** Start of Information provided **
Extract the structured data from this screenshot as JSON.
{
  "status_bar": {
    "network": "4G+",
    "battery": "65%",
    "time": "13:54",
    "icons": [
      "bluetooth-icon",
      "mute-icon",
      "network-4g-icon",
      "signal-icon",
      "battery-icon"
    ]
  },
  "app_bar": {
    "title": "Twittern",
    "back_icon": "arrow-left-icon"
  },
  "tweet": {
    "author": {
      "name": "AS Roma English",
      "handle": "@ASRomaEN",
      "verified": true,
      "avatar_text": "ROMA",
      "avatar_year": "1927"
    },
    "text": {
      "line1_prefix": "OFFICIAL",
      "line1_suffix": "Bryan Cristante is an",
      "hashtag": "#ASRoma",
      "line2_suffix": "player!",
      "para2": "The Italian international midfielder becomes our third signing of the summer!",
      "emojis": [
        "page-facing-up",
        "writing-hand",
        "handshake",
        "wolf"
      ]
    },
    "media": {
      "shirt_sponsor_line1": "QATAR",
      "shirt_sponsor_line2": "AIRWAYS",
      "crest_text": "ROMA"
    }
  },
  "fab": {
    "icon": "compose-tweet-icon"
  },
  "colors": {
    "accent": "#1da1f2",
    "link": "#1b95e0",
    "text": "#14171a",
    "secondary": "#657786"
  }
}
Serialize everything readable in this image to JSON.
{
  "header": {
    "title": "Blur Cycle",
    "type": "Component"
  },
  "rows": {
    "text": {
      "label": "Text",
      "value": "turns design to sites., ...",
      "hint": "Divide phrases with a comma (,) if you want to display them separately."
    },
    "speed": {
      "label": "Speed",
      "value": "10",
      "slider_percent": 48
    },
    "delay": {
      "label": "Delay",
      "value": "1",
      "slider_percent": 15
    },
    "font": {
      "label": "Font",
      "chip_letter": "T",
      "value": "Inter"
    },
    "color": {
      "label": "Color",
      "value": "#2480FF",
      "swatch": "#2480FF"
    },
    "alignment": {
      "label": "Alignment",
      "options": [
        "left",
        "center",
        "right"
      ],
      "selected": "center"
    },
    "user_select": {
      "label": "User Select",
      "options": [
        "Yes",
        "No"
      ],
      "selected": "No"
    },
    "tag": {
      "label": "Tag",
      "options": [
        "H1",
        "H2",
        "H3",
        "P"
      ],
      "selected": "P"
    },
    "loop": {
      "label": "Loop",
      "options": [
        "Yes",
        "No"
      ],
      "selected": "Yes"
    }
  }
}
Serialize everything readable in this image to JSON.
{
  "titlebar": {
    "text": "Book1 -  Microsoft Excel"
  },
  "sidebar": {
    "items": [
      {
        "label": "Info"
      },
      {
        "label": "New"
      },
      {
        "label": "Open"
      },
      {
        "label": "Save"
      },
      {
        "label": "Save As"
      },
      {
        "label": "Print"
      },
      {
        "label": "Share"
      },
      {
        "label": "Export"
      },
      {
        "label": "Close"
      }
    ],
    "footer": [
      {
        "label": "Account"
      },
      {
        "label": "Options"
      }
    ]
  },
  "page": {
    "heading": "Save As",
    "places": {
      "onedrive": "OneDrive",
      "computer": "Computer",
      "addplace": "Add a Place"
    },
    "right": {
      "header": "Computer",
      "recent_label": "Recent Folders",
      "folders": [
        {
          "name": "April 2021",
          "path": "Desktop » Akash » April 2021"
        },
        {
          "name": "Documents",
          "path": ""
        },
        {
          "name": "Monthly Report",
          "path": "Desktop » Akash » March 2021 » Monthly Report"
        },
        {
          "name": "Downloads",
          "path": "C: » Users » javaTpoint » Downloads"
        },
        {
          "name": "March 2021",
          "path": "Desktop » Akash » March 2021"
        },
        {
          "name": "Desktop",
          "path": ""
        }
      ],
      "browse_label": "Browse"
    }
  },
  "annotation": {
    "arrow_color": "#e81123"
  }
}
** End of Information provided **
Select and copy every line from the records that includes the word "Akash".

          "path": "Desktop » Akash » April 2021"
          "path": "Desktop » Akash » March 2021 » Monthly Report"
          "path": "Desktop » Akash » March 2021"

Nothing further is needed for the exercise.